> **Task description**: In this exercise, reproduce all the entries that follow exactly.

> **Given records**:
━━━━━━━━━━━━━━━━━━━━

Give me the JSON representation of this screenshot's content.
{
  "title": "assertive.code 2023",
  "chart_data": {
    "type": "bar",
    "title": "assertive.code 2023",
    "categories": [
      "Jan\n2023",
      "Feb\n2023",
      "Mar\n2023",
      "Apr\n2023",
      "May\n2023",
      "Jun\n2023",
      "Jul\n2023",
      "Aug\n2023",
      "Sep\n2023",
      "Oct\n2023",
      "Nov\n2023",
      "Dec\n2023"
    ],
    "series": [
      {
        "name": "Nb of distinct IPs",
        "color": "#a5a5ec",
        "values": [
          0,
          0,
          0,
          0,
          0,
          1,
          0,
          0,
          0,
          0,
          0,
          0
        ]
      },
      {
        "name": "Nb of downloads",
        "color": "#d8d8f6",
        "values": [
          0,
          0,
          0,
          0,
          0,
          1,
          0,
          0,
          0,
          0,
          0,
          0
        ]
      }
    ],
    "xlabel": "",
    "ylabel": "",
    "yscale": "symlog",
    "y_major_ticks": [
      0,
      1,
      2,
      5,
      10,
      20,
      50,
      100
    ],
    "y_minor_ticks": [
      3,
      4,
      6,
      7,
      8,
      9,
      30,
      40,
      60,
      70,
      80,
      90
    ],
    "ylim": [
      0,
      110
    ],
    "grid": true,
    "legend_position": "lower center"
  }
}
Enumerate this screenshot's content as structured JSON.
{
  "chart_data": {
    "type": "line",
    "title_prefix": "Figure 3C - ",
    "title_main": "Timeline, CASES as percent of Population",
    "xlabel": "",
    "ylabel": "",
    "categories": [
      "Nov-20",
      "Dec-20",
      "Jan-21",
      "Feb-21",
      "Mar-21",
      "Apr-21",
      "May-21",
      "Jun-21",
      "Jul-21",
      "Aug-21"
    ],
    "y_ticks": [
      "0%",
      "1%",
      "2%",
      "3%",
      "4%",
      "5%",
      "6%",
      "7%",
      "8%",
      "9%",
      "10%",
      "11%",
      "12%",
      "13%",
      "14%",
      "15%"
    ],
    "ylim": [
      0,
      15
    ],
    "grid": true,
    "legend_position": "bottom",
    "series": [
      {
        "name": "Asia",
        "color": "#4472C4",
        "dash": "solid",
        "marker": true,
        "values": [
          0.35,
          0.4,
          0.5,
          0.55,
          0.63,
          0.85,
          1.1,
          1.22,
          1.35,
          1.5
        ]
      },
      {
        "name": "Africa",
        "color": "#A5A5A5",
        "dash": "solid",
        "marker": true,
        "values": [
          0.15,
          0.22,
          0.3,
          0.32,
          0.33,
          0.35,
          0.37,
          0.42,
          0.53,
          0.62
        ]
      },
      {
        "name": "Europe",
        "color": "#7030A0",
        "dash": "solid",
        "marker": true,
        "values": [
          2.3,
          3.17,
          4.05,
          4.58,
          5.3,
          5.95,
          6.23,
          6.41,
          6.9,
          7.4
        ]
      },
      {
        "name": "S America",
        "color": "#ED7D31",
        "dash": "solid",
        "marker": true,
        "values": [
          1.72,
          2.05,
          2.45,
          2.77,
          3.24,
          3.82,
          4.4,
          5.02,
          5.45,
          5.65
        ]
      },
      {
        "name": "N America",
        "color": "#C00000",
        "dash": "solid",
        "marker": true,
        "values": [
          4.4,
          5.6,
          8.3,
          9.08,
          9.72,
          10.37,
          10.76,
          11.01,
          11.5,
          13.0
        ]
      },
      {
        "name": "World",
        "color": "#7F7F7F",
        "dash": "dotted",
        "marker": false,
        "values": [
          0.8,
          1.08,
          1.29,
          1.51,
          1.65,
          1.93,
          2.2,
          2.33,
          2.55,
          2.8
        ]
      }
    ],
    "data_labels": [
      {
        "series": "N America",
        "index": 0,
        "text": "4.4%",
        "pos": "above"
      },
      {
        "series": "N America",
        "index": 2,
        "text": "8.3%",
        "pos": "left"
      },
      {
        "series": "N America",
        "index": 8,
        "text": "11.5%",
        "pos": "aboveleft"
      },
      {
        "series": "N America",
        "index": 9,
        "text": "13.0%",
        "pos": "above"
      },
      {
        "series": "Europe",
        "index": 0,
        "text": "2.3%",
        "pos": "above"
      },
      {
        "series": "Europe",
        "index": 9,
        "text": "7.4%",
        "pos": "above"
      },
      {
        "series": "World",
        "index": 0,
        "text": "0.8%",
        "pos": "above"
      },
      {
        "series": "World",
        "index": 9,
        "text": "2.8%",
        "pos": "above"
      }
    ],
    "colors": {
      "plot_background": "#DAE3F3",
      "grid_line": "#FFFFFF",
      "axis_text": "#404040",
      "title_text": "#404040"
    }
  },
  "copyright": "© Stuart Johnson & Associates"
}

━━━━━━━━━━━━━━━━━━━━

> **Task response**:
Give me the JSON representation of this screenshot's content.
{
  "title": "assertive.code 2023",
  "chart_data": {
    "type": "bar",
    "title": "assertive.code 2023",
    "categories": [
      "Jan\n2023",
      "Feb\n2023",
      "Mar\n2023",
      "Apr\n2023",
      "May\n2023",
      "Jun\n2023",
      "Jul\n2023",
      "Aug\n2023",
      "Sep\n2023",
      "Oct\n2023",
      "Nov\n2023",
      "Dec\n2023"
    ],
    "series": [
      {
        "name": "Nb of distinct IPs",
        "color": "#a5a5ec",
        "values": [
          0,
          0,
          0,
          0,
          0,
          1,
          0,
          0,
          0,
          0,
          0,
          0
        ]
      },
      {
        "name": "Nb of downloads",
        "color": "#d8d8f6",
        "values": [
          0,
          0,
          0,
          0,
          0,
          1,
          0,
          0,
          0,
          0,
          0,
          0
        ]
      }
    ],
    "xlabel": "",
    "ylabel": "",
    "yscale": "symlog",
    "y_major_ticks": [
      0,
      1,
      2,
      5,
      10,
      20,
      50,
      100
    ],
    "y_minor_ticks": [
      3,
      4,
      6,
      7,
      8,
      9,
      30,
      40,
      60,
      70,
      80,
      90
    ],
    "ylim": [
      0,
      110
    ],
    "grid": true,
    "legend_position": "lower center"
  }
}
Enumerate this screenshot's content as structured JSON.
{
  "chart_data": {
    "type": "line",
    "title_prefix": "Figure 3C - ",
    "title_main": "Timeline, CASES as percent of Population",
    "xlabel": "",
    "ylabel": "",
    "categories": [
      "Nov-20",
      "Dec-20",
      "Jan-21",
      "Feb-21",
      "Mar-21",
      "Apr-21",
      "May-21",
      "Jun-21",
      "Jul-21",
      "Aug-21"
    ],
    "y_ticks": [
      "0%",
      "1%",
      "2%",
      "3%",
      "4%",
      "5%",
      "6%",
      "7%",
      "8%",
      "9%",
      "10%",
      "11%",
      "12%",
      "13%",
      "14%",
      "15%"
    ],
    "ylim": [
      0,
      15
    ],
    "grid": true,
    "legend_position": "bottom",
    "series": [
      {
        "name": "Asia",
        "color": "#4472C4",
        "dash": "solid",
        "marker": true,
        "values": [
          0.35,
          0.4,
          0.5,
          0.55,
          0.63,
          0.85,
          1.1,
          1.22,
          1.35,
          1.5
        ]
      },
      {
        "name": "Africa",
        "color": "#A5A5A5",
        "dash": "solid",
        "marker": true,
        "values": [
          0.15,
          0.22,
          0.3,
          0.32,
          0.33,
          0.35,
          0.37,
          0.42,
          0.53,
          0.62
        ]
      },
      {
        "name": "Europe",
        "color": "#7030A0",
        "dash": "solid",
        "marker": true,
        "values": [
          2.3,
          3.17,
          4.05,
          4.58,
          5.3,
          5.95,
          6.23,
          6.41,
          6.9,
          7.4
        ]
      },
      {
        "name": "S America",
        "color": "#ED7D31",
        "dash": "solid",
        "marker": true,
        "values": [
          1.72,
          2.05,
          2.45,
          2.77,
          3.24,
          3.82,
          4.4,
          5.02,
          5.45,
          5.65
        ]
      },
      {
        "name": "N America",
        "color": "#C00000",
        "dash": "solid",
        "marker": true,
        "values": [
          4.4,
          5.6,
          8.3,
          9.08,
          9.72,
          10.37,
          10.76,
          11.01,
          11.5,
          13.0
        ]
      },
      {
        "name": "World",
        "color": "#7F7F7F",
        "dash": "dotted",
        "marker": false,
        "values": [
          0.8,
          1.08,
          1.29,
          1.51,
          1.65,
          1.93,
          2.2,
          2.33,
          2.55,
          2.8
        ]
      }
    ],
    "data_labels": [
      {
        "series": "N America",
        "index": 0,
        "text": "4.4%",
        "pos": "above"
      },
      {
        "series": "N America",
        "index": 2,
        "text": "8.3%",
        "pos": "left"
      },
      {
        "series": "N America",
        "index": 8,
        "text": "11.5%",
        "pos": "aboveleft"
      },
      {
        "series": "N America",
        "index": 9,
        "text": "13.0%",
        "pos": "above"
      },
      {
        "series": "Europe",
        "index": 0,
        "text": "2.3%",
        "pos": "above"
      },
      {
        "series": "Europe",
        "index": 9,
        "text": "7.4%",
        "pos": "above"
      },
      {
        "series": "World",
        "index": 0,
        "text": "0.8%",
        "pos": "above"
      },
      {
        "series": "World",
        "index": 9,
        "text": "2.8%",
        "pos": "above"
      }
    ],
    "colors": {
      "plot_background": "#DAE3F3",
      "grid_line": "#FFFFFF",
      "axis_text": "#404040",
      "title_text": "#404040"
    }
  },
  "copyright": "© Stuart Johnson & Associates"
}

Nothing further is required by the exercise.